What is asked
What is the number of lines in the data holding the word "zelf"? Give that number by itself.
--- START OF Data for the task ---
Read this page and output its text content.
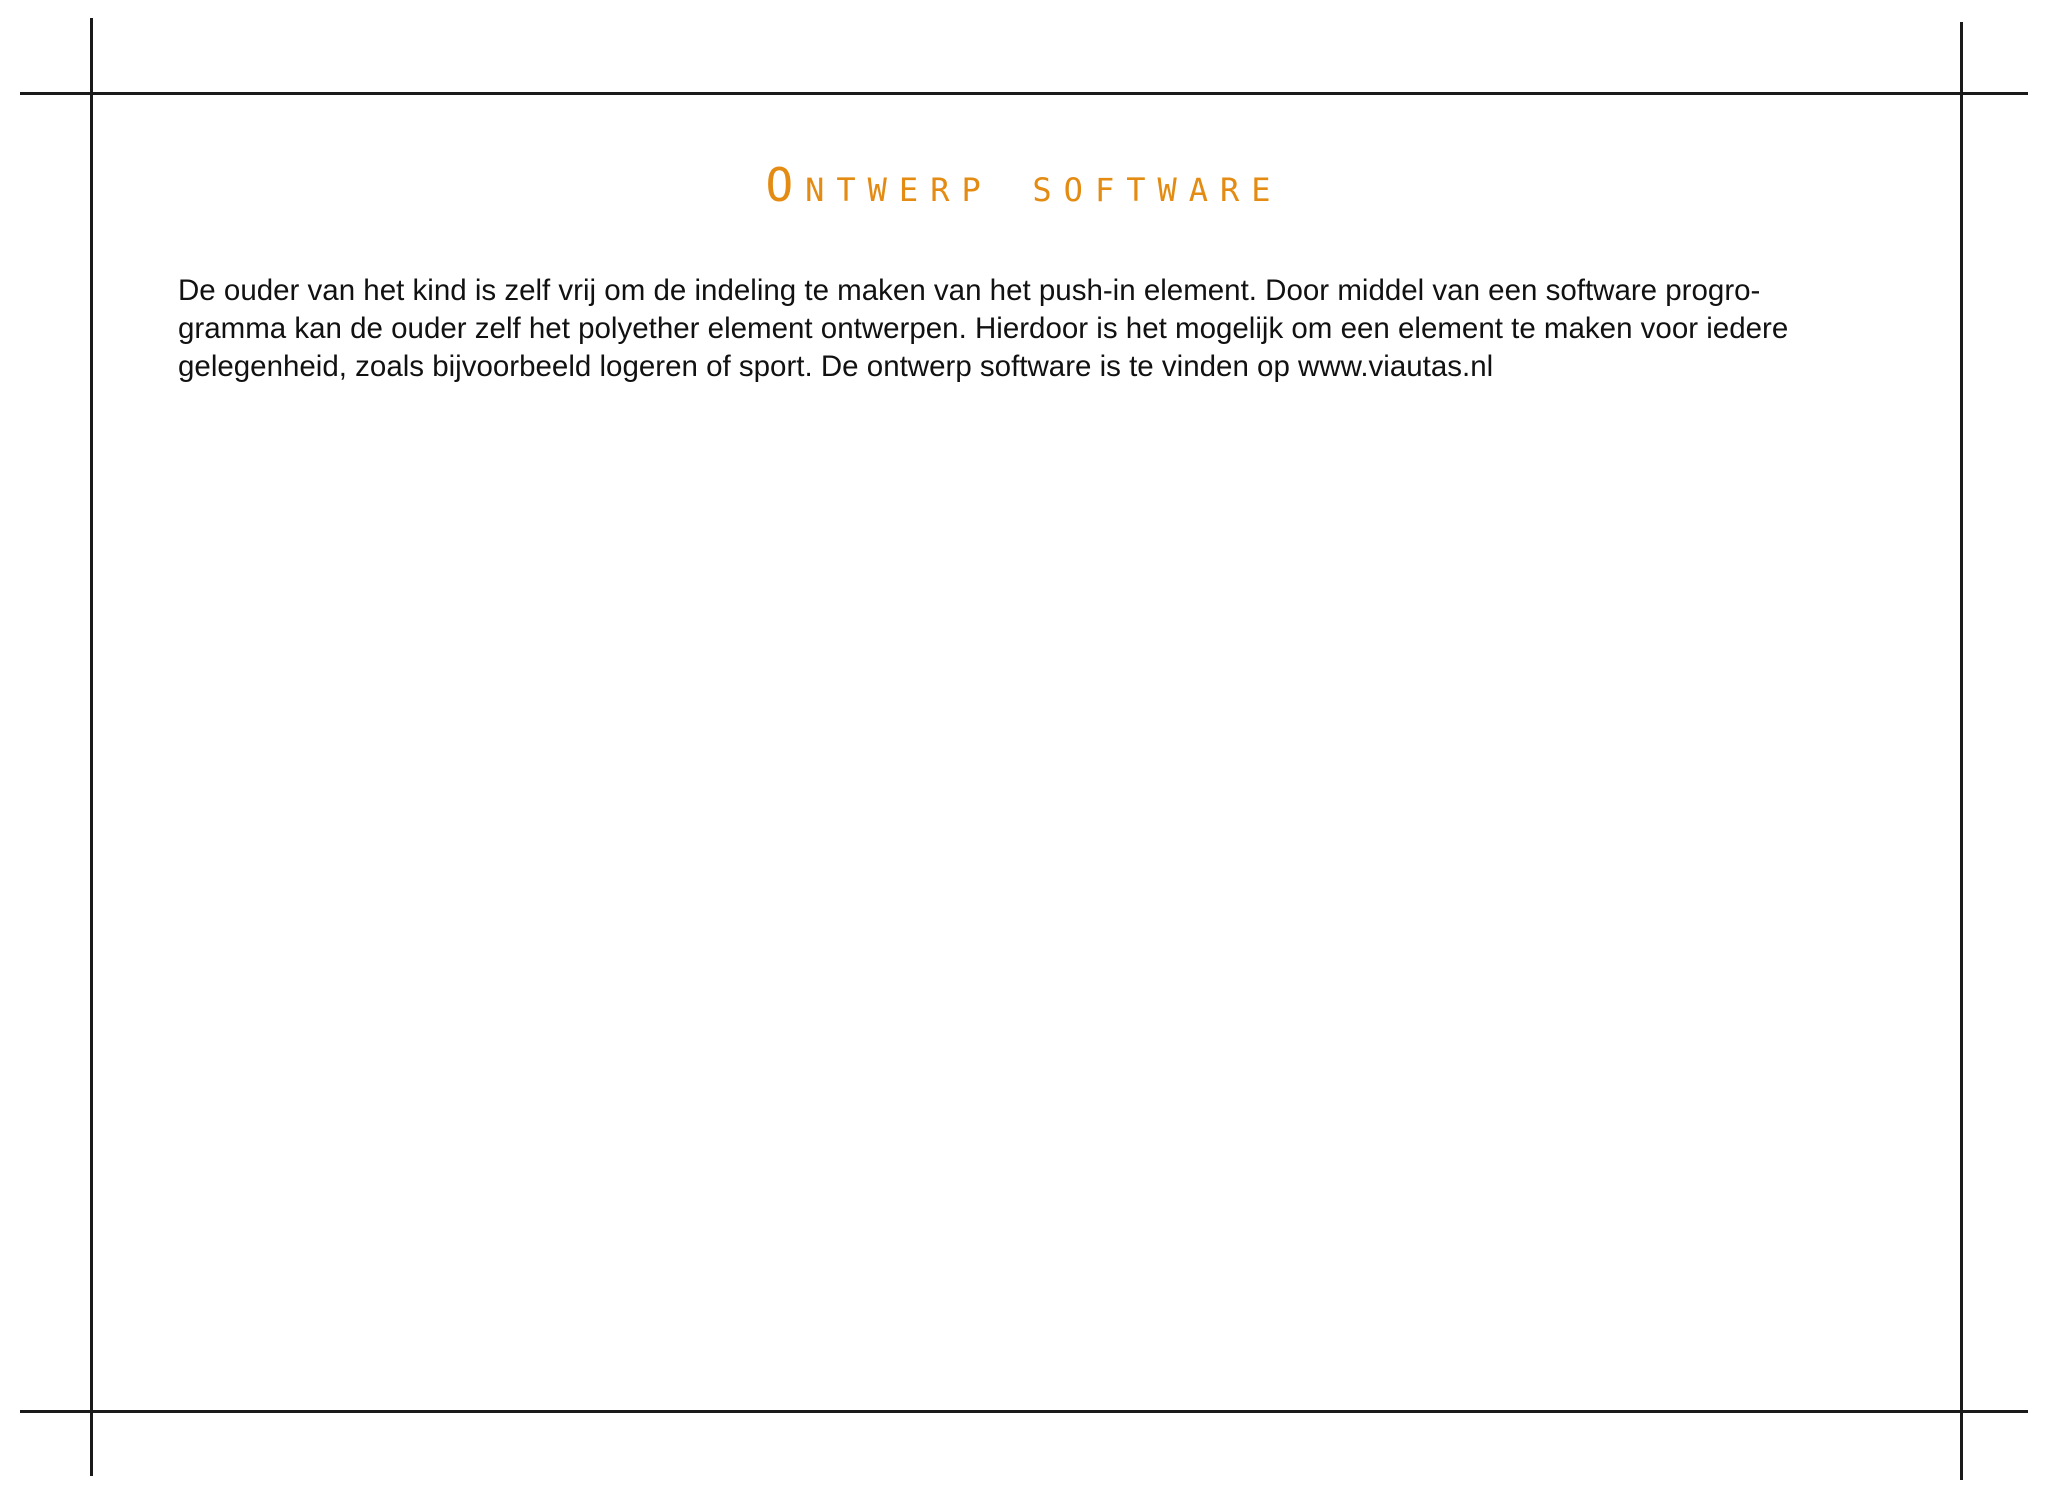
Ontwerp software

De ouder van het kind is zelf vrij om de indeling te maken van het push-in element. Door middel van een software progro-
gramma kan de ouder zelf het polyether element ontwerpen. Hierdoor is het mogelijk om een element te maken voor iedere
gelegenheid, zoals bijvoorbeeld logeren of sport. De ontwerp software is te vinden op www.viautas.nl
--- END OF Data for the task ---
Reply to the exercise
2